# EXERCISE INPUTS:
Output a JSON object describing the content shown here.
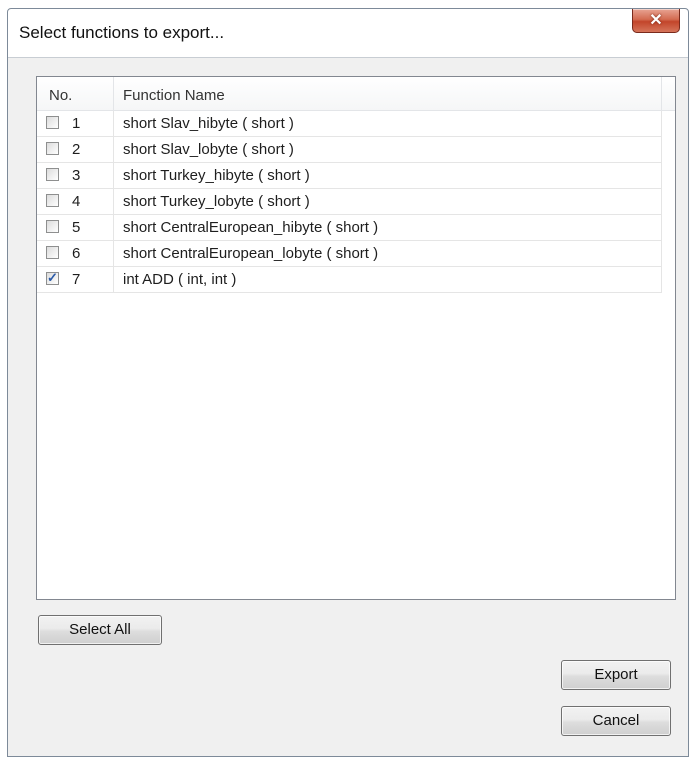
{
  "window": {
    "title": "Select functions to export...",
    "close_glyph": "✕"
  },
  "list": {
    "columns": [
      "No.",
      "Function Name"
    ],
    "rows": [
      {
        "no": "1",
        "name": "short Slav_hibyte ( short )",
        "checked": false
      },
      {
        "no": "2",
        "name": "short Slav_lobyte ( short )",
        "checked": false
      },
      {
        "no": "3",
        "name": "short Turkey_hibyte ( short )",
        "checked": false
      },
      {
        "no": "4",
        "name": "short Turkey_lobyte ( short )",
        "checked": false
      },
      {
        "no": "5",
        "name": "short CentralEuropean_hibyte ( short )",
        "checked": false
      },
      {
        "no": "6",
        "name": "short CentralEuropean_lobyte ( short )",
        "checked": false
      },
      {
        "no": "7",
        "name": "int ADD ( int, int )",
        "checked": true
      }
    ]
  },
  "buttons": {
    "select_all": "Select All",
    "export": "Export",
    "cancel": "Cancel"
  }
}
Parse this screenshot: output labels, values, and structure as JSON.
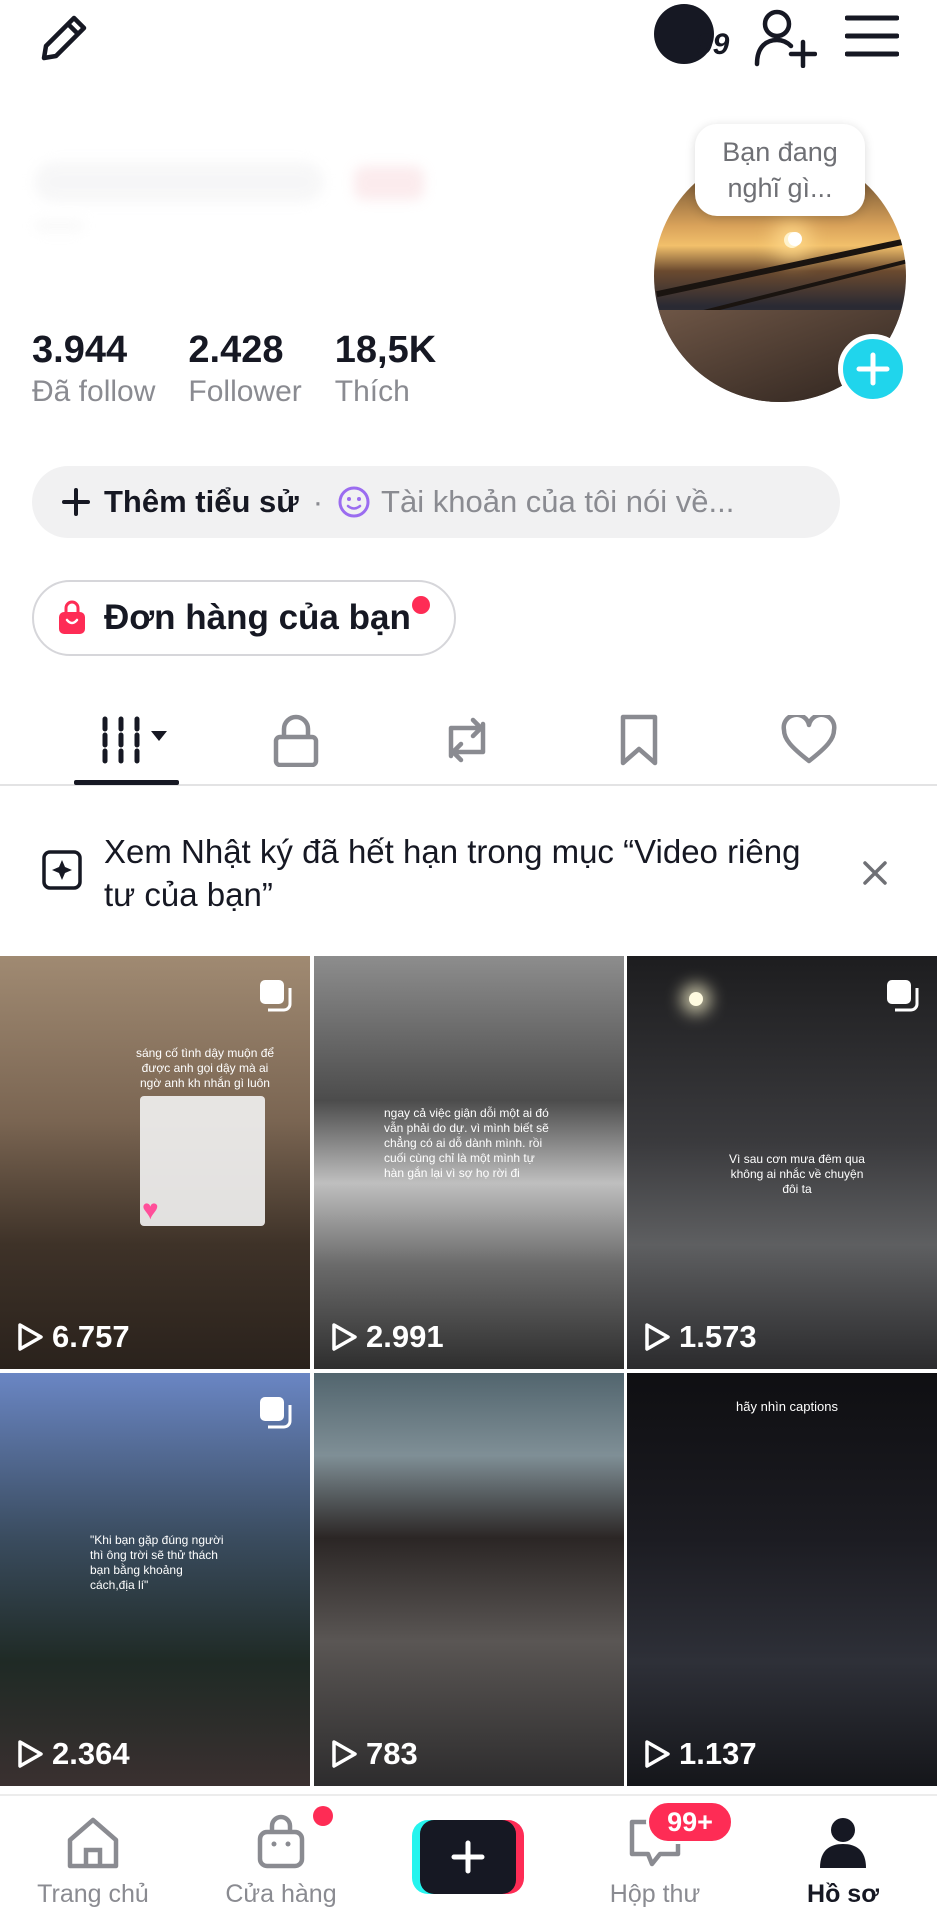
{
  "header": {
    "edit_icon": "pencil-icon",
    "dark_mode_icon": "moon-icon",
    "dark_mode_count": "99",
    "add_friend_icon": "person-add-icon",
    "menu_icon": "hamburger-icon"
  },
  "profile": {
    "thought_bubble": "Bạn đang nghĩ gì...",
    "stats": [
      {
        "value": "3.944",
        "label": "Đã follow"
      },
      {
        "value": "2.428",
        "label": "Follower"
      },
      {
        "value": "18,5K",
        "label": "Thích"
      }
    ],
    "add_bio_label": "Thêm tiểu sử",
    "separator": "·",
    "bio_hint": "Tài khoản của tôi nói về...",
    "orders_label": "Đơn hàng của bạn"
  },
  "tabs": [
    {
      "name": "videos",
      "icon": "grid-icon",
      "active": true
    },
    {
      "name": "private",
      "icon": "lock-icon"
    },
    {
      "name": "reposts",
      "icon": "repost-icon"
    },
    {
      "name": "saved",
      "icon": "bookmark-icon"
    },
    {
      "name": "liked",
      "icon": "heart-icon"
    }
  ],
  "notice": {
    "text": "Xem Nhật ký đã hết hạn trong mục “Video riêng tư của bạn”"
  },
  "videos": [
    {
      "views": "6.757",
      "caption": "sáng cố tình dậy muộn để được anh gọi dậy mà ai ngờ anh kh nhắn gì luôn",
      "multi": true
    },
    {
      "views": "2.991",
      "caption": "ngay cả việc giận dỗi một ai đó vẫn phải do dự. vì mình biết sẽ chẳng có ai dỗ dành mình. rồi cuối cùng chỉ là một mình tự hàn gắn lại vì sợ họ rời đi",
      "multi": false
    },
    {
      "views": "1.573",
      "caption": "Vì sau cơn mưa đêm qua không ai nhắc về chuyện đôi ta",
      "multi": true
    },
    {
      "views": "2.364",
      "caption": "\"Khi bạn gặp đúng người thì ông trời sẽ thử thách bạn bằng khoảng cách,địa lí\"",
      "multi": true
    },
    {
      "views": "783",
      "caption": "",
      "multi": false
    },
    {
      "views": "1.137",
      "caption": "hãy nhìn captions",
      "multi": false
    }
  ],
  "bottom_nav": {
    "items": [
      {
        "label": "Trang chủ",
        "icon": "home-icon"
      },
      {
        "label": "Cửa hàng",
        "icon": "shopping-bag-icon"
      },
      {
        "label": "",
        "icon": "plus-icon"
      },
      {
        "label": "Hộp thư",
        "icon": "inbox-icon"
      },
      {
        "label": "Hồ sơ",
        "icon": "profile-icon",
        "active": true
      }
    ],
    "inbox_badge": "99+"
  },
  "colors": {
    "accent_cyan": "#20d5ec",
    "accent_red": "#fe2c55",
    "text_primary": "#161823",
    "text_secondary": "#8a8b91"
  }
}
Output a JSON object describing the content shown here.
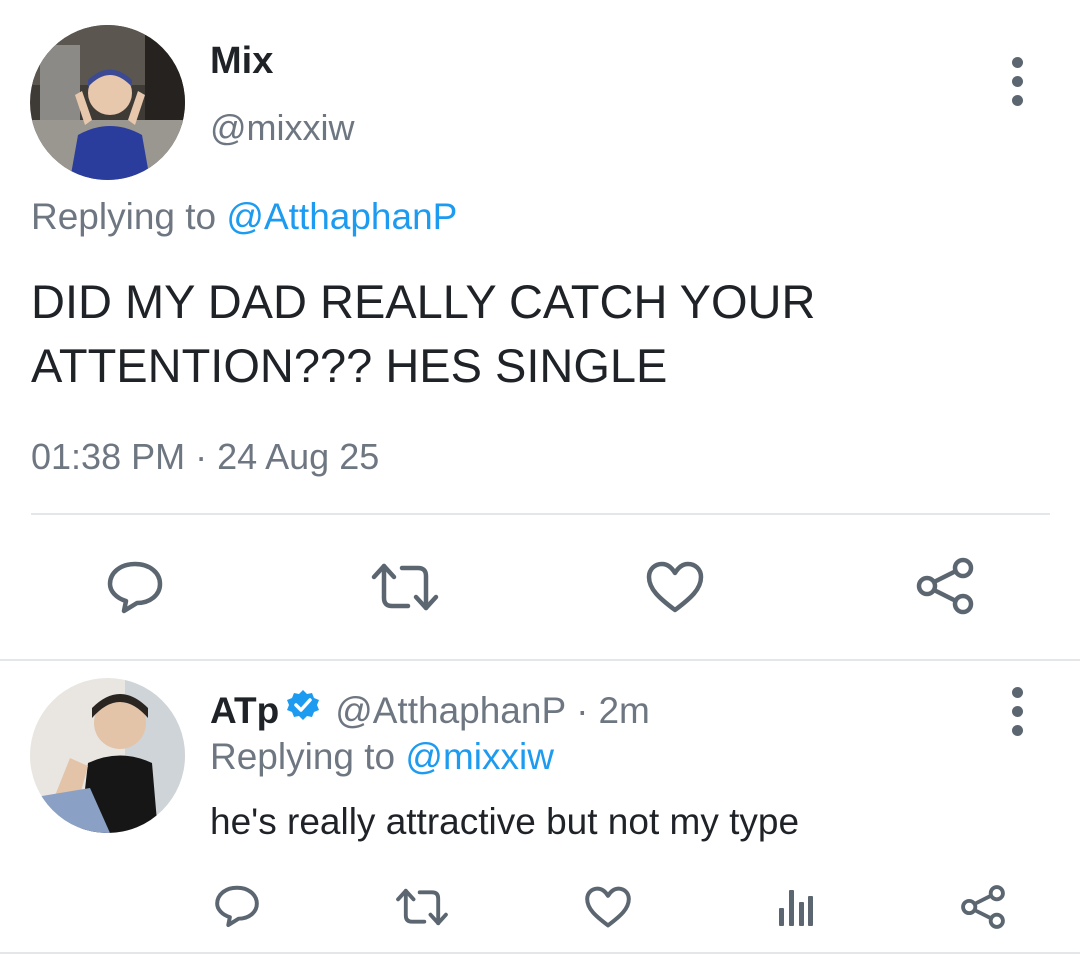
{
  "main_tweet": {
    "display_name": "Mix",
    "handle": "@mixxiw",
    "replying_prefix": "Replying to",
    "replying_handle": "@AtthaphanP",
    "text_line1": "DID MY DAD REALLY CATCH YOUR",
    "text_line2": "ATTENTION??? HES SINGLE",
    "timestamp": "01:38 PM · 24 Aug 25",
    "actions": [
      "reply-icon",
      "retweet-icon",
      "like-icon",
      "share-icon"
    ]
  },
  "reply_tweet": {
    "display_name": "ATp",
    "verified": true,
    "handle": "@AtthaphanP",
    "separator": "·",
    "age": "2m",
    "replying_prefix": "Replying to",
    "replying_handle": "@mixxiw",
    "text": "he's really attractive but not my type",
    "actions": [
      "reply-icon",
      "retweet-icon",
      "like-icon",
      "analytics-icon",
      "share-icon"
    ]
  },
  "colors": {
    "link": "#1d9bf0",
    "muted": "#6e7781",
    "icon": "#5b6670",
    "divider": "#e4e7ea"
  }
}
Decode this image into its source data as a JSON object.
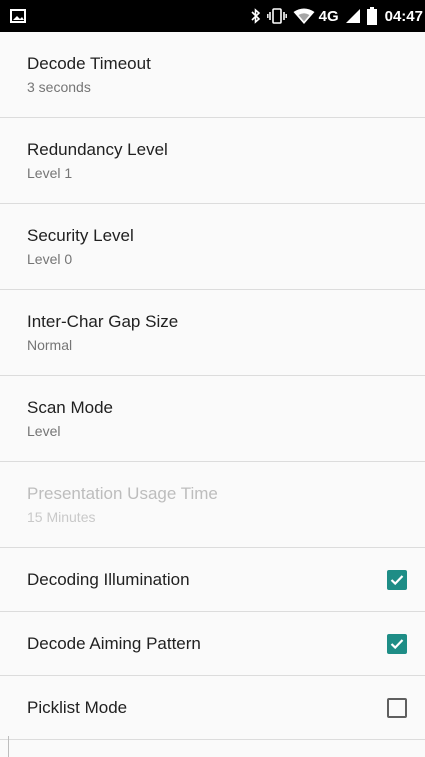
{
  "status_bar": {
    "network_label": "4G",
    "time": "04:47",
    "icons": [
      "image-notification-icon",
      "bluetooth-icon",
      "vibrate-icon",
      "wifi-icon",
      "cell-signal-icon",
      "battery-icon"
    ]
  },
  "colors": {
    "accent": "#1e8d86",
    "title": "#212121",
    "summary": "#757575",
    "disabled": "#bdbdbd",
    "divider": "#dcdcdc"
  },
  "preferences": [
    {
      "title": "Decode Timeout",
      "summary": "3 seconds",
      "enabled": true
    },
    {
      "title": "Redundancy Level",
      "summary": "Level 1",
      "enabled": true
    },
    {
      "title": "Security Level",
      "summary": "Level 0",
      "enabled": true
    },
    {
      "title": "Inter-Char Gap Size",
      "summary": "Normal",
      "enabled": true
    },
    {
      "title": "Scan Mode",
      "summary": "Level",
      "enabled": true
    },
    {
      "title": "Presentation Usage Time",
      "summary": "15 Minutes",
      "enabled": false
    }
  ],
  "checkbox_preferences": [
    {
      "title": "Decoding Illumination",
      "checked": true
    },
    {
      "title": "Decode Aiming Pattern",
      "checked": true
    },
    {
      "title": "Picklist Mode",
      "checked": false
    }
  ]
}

# JOB:
Pictures in the records above are left out; print everything else exactly as written.

# RESPONSE TO THIS TASK:
Output a JSON object describing the content shown here.
{
  "window": {
    "title": "Select functions to export...",
    "close_glyph": "✕"
  },
  "list": {
    "columns": [
      "No.",
      "Function Name"
    ],
    "rows": [
      {
        "no": "1",
        "name": "short Slav_hibyte ( short )",
        "checked": false
      },
      {
        "no": "2",
        "name": "short Slav_lobyte ( short )",
        "checked": false
      },
      {
        "no": "3",
        "name": "short Turkey_hibyte ( short )",
        "checked": false
      },
      {
        "no": "4",
        "name": "short Turkey_lobyte ( short )",
        "checked": false
      },
      {
        "no": "5",
        "name": "short CentralEuropean_hibyte ( short )",
        "checked": false
      },
      {
        "no": "6",
        "name": "short CentralEuropean_lobyte ( short )",
        "checked": false
      },
      {
        "no": "7",
        "name": "int ADD ( int, int )",
        "checked": true
      }
    ]
  },
  "buttons": {
    "select_all": "Select All",
    "export": "Export",
    "cancel": "Cancel"
  }
}
Parse this screenshot: output labels, values, and structure as JSON.
{
  "header": {
    "edit_icon": "pencil-icon",
    "dark_mode_icon": "moon-icon",
    "dark_mode_count": "99",
    "add_friend_icon": "person-add-icon",
    "menu_icon": "hamburger-icon"
  },
  "profile": {
    "thought_bubble": "Bạn đang nghĩ gì...",
    "stats": [
      {
        "value": "3.944",
        "label": "Đã follow"
      },
      {
        "value": "2.428",
        "label": "Follower"
      },
      {
        "value": "18,5K",
        "label": "Thích"
      }
    ],
    "add_bio_label": "Thêm tiểu sử",
    "separator": "·",
    "bio_hint": "Tài khoản của tôi nói về...",
    "orders_label": "Đơn hàng của bạn"
  },
  "tabs": [
    {
      "name": "videos",
      "icon": "grid-icon",
      "active": true
    },
    {
      "name": "private",
      "icon": "lock-icon"
    },
    {
      "name": "reposts",
      "icon": "repost-icon"
    },
    {
      "name": "saved",
      "icon": "bookmark-icon"
    },
    {
      "name": "liked",
      "icon": "heart-icon"
    }
  ],
  "notice": {
    "text": "Xem Nhật ký đã hết hạn trong mục “Video riêng tư của bạn”"
  },
  "videos": [
    {
      "views": "6.757",
      "caption": "sáng cố tình dậy muộn để được anh gọi dậy mà ai ngờ anh kh nhắn gì luôn",
      "multi": true
    },
    {
      "views": "2.991",
      "caption": "ngay cả việc giận dỗi một ai đó vẫn phải do dự. vì mình biết sẽ chẳng có ai dỗ dành mình. rồi cuối cùng chỉ là một mình tự hàn gắn lại vì sợ họ rời đi",
      "multi": false
    },
    {
      "views": "1.573",
      "caption": "Vì sau cơn mưa đêm qua không ai nhắc về chuyện đôi ta",
      "multi": true
    },
    {
      "views": "2.364",
      "caption": "\"Khi bạn gặp đúng người thì ông trời sẽ thử thách bạn bằng khoảng cách,địa lí\"",
      "multi": true
    },
    {
      "views": "783",
      "caption": "",
      "multi": false
    },
    {
      "views": "1.137",
      "caption": "hãy nhìn captions",
      "multi": false
    }
  ],
  "bottom_nav": {
    "items": [
      {
        "label": "Trang chủ",
        "icon": "home-icon"
      },
      {
        "label": "Cửa hàng",
        "icon": "shopping-bag-icon"
      },
      {
        "label": "",
        "icon": "plus-icon"
      },
      {
        "label": "Hộp thư",
        "icon": "inbox-icon"
      },
      {
        "label": "Hồ sơ",
        "icon": "profile-icon",
        "active": true
      }
    ],
    "inbox_badge": "99+"
  },
  "colors": {
    "accent_cyan": "#20d5ec",
    "accent_red": "#fe2c55",
    "text_primary": "#161823",
    "text_secondary": "#8a8b91"
  }
}
Output a JSON object describing the content shown here.
{
  "main_tweet": {
    "display_name": "Mix",
    "handle": "@mixxiw",
    "replying_prefix": "Replying to",
    "replying_handle": "@AtthaphanP",
    "text_line1": "DID MY DAD REALLY CATCH YOUR",
    "text_line2": "ATTENTION??? HES SINGLE",
    "timestamp": "01:38 PM · 24 Aug 25",
    "actions": [
      "reply-icon",
      "retweet-icon",
      "like-icon",
      "share-icon"
    ]
  },
  "reply_tweet": {
    "display_name": "ATp",
    "verified": true,
    "handle": "@AtthaphanP",
    "separator": "·",
    "age": "2m",
    "replying_prefix": "Replying to",
    "replying_handle": "@mixxiw",
    "text": "he's really attractive but not my type",
    "actions": [
      "reply-icon",
      "retweet-icon",
      "like-icon",
      "analytics-icon",
      "share-icon"
    ]
  },
  "colors": {
    "link": "#1d9bf0",
    "muted": "#6e7781",
    "icon": "#5b6670",
    "divider": "#e4e7ea"
  }
}
Decode this image into its source data as a JSON object.
{
  "status_bar": {
    "network_label": "4G",
    "time": "04:47",
    "icons": [
      "image-notification-icon",
      "bluetooth-icon",
      "vibrate-icon",
      "wifi-icon",
      "cell-signal-icon",
      "battery-icon"
    ]
  },
  "colors": {
    "accent": "#1e8d86",
    "title": "#212121",
    "summary": "#757575",
    "disabled": "#bdbdbd",
    "divider": "#dcdcdc"
  },
  "preferences": [
    {
      "title": "Decode Timeout",
      "summary": "3 seconds",
      "enabled": true
    },
    {
      "title": "Redundancy Level",
      "summary": "Level 1",
      "enabled": true
    },
    {
      "title": "Security Level",
      "summary": "Level 0",
      "enabled": true
    },
    {
      "title": "Inter-Char Gap Size",
      "summary": "Normal",
      "enabled": true
    },
    {
      "title": "Scan Mode",
      "summary": "Level",
      "enabled": true
    },
    {
      "title": "Presentation Usage Time",
      "summary": "15 Minutes",
      "enabled": false
    }
  ],
  "checkbox_preferences": [
    {
      "title": "Decoding Illumination",
      "checked": true
    },
    {
      "title": "Decode Aiming Pattern",
      "checked": true
    },
    {
      "title": "Picklist Mode",
      "checked": false
    }
  ]
}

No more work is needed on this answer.